DO THIS >>
Everything in the listing should be restated word for word.

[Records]
((

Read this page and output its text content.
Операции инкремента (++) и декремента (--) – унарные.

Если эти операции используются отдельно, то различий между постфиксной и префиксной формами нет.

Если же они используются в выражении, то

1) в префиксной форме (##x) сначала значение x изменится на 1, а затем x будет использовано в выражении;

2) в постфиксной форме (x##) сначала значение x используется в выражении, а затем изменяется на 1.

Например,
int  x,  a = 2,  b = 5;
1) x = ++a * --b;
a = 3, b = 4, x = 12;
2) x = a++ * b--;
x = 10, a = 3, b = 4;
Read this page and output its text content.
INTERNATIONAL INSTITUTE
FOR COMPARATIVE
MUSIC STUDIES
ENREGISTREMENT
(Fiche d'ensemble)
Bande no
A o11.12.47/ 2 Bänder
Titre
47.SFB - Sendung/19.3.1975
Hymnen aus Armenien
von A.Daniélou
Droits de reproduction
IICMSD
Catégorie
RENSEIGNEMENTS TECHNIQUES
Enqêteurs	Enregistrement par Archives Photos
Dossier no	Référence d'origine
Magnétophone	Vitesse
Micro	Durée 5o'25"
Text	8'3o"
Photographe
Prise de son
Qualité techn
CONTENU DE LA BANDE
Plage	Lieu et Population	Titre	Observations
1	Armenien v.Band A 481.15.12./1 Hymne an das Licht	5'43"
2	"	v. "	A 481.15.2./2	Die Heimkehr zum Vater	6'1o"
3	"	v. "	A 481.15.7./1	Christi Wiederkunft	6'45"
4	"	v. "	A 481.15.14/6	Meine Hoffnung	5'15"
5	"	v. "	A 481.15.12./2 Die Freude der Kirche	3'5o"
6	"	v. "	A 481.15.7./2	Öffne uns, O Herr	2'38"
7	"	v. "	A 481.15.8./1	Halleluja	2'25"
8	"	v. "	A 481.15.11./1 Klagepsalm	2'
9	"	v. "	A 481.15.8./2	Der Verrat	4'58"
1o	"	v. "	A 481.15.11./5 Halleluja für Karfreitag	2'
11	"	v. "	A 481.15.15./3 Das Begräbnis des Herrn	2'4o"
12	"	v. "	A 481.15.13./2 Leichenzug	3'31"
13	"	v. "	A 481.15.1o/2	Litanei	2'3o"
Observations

))

RESULT >>
Read this page and output its text content.
Операции инкремента (++) и декремента (--) – унарные.

Если эти операции используются отдельно, то различий между постфиксной и префиксной формами нет.

Если же они используются в выражении, то

1) в префиксной форме (##x) сначала значение x изменится на 1, а затем x будет использовано в выражении;

2) в постфиксной форме (x##) сначала значение x используется в выражении, а затем изменяется на 1.

Например,
int  x,  a = 2,  b = 5;
1) x = ++a * --b;
a = 3, b = 4, x = 12;
2) x = a++ * b--;
x = 10, a = 3, b = 4;
Read this page and output its text content.
INTERNATIONAL INSTITUTE
FOR COMPARATIVE
MUSIC STUDIES
ENREGISTREMENT
(Fiche d'ensemble)
Bande no
A o11.12.47/ 2 Bänder
Titre
47.SFB - Sendung/19.3.1975
Hymnen aus Armenien
von A.Daniélou
Droits de reproduction
IICMSD
Catégorie
RENSEIGNEMENTS TECHNIQUES
Enqêteurs	Enregistrement par Archives Photos
Dossier no	Référence d'origine
Magnétophone	Vitesse
Micro	Durée 5o'25"
Text	8'3o"
Photographe
Prise de son
Qualité techn
CONTENU DE LA BANDE
Plage	Lieu et Population	Titre	Observations
1	Armenien v.Band A 481.15.12./1 Hymne an das Licht	5'43"
2	"	v. "	A 481.15.2./2	Die Heimkehr zum Vater	6'1o"
3	"	v. "	A 481.15.7./1	Christi Wiederkunft	6'45"
4	"	v. "	A 481.15.14/6	Meine Hoffnung	5'15"
5	"	v. "	A 481.15.12./2 Die Freude der Kirche	3'5o"
6	"	v. "	A 481.15.7./2	Öffne uns, O Herr	2'38"
7	"	v. "	A 481.15.8./1	Halleluja	2'25"
8	"	v. "	A 481.15.11./1 Klagepsalm	2'
9	"	v. "	A 481.15.8./2	Der Verrat	4'58"
1o	"	v. "	A 481.15.11./5 Halleluja für Karfreitag	2'
11	"	v. "	A 481.15.15./3 Das Begräbnis des Herrn	2'4o"
12	"	v. "	A 481.15.13./2 Leichenzug	3'31"
13	"	v. "	A 481.15.1o/2	Litanei	2'3o"
Observations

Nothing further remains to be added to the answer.